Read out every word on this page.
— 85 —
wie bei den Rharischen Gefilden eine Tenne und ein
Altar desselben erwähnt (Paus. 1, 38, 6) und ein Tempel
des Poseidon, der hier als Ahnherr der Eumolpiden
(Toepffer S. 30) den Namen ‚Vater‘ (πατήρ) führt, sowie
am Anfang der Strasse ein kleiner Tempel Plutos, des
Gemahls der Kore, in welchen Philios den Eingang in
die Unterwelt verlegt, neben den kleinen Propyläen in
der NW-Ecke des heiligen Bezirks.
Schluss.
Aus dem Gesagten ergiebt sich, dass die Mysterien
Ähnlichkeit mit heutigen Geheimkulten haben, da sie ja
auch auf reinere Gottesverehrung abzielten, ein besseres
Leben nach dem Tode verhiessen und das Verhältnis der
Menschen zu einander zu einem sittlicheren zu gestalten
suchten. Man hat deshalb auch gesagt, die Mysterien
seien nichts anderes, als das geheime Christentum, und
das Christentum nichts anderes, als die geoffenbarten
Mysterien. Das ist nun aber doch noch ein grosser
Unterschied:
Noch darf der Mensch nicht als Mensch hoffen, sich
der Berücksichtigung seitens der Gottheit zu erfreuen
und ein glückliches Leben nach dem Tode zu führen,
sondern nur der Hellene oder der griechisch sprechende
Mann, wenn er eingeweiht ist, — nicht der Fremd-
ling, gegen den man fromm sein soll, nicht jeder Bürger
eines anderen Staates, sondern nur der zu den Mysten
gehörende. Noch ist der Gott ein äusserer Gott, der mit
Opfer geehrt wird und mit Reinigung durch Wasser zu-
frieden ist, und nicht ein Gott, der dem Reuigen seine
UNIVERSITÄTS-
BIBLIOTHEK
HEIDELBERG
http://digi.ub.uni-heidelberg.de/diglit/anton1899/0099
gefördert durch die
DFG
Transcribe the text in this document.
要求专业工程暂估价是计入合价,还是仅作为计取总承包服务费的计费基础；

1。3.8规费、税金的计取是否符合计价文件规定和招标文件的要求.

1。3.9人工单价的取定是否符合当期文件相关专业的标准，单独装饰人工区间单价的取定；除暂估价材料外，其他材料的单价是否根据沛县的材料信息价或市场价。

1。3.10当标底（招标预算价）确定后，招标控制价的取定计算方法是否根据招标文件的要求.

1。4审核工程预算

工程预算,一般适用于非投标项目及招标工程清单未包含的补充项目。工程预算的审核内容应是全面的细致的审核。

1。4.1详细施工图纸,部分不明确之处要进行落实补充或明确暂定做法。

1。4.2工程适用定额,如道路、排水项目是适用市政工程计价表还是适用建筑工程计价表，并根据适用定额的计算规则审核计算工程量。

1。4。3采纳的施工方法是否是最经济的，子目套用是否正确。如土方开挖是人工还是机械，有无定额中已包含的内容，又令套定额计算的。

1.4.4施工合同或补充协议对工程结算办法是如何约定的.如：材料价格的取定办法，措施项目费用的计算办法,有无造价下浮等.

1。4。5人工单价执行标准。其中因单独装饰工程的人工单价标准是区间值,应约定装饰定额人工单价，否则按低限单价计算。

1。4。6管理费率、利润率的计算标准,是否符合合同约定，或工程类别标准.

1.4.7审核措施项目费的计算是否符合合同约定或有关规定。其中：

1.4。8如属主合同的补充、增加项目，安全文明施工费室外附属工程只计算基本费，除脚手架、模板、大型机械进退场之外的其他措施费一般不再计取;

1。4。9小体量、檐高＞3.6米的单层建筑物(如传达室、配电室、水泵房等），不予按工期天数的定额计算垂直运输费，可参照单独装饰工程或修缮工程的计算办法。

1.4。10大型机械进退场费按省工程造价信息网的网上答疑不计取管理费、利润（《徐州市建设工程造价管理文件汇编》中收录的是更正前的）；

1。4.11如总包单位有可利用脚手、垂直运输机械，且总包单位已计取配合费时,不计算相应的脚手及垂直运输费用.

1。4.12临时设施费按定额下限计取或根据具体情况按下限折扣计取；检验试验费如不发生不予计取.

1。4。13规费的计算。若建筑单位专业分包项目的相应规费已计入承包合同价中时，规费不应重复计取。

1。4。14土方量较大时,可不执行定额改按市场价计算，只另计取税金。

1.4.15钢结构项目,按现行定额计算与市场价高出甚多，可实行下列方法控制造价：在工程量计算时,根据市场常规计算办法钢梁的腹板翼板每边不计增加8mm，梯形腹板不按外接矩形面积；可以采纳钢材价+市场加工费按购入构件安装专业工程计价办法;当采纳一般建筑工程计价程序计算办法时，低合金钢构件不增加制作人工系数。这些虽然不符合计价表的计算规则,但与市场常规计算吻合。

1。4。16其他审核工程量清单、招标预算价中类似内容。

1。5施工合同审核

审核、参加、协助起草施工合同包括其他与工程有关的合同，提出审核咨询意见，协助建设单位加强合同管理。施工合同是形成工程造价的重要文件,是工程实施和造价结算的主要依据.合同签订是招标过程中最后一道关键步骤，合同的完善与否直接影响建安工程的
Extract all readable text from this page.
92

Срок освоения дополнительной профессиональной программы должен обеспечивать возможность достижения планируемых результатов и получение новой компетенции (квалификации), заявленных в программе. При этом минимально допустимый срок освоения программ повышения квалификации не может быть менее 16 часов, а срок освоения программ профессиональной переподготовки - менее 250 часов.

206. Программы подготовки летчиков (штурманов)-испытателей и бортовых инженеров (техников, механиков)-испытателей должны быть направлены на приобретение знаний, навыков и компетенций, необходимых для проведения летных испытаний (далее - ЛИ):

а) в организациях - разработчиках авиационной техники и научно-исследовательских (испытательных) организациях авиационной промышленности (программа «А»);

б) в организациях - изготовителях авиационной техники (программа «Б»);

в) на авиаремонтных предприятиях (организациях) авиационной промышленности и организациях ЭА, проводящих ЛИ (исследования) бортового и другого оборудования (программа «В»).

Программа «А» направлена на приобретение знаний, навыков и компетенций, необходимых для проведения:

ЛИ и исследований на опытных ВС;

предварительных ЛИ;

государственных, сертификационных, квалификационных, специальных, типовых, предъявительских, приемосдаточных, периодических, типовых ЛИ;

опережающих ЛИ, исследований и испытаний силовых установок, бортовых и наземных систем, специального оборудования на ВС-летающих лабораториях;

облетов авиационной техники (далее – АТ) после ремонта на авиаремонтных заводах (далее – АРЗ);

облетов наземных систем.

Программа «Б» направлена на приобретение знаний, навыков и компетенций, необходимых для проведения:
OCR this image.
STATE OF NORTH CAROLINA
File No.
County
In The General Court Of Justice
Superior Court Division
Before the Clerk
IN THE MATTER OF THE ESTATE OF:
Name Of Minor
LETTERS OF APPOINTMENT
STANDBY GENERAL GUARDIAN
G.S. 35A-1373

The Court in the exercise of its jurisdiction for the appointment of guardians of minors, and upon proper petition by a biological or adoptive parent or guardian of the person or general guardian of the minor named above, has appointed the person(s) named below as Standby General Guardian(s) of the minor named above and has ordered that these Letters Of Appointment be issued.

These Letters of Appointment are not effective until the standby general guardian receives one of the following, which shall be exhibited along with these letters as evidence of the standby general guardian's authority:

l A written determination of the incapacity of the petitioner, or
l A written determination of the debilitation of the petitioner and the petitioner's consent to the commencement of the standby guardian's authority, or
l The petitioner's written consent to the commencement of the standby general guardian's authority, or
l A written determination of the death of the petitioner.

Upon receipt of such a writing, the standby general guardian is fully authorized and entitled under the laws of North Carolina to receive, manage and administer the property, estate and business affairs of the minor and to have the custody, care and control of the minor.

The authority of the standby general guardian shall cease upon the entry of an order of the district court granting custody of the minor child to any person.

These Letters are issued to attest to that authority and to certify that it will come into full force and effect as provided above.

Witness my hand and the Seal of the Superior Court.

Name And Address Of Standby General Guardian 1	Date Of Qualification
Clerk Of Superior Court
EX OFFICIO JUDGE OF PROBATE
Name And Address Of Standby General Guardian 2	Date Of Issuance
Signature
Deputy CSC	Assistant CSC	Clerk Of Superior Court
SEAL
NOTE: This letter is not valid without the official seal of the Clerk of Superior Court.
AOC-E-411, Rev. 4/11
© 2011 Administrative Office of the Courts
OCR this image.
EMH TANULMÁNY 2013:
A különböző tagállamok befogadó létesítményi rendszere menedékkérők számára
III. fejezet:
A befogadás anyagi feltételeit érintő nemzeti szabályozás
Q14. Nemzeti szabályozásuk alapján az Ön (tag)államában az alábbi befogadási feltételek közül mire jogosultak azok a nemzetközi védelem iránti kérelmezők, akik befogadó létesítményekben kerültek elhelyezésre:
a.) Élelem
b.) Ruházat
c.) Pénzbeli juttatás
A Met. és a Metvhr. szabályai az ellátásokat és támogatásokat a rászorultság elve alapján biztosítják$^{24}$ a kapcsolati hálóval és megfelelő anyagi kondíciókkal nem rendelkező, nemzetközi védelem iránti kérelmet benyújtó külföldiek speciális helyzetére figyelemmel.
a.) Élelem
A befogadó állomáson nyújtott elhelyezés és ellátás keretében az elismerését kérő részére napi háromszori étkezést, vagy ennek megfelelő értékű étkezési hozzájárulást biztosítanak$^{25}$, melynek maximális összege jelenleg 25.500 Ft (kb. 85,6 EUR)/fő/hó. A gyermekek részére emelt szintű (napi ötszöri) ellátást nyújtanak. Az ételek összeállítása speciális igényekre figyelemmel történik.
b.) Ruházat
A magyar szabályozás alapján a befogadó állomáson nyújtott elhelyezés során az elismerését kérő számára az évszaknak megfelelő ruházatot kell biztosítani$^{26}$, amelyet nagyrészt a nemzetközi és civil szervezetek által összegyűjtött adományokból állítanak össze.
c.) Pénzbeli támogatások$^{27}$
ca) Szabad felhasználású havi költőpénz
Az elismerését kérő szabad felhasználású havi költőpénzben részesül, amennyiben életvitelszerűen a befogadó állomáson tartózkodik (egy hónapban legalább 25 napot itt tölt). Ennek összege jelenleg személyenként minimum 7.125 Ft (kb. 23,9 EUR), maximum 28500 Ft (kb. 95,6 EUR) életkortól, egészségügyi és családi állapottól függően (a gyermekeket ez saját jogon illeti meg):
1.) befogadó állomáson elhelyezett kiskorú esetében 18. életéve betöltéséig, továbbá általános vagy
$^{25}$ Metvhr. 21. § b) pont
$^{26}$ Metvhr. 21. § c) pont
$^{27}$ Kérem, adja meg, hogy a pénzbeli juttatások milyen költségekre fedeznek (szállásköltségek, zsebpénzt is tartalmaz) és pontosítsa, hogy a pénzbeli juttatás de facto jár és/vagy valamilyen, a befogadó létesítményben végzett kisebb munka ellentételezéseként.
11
☆ ☆ ☆
§ **AIM**:
Work through the records above line by line and count those that hold the string "облетов". Give only the result.

§ **REPLY TO THE EXERCISE**:
2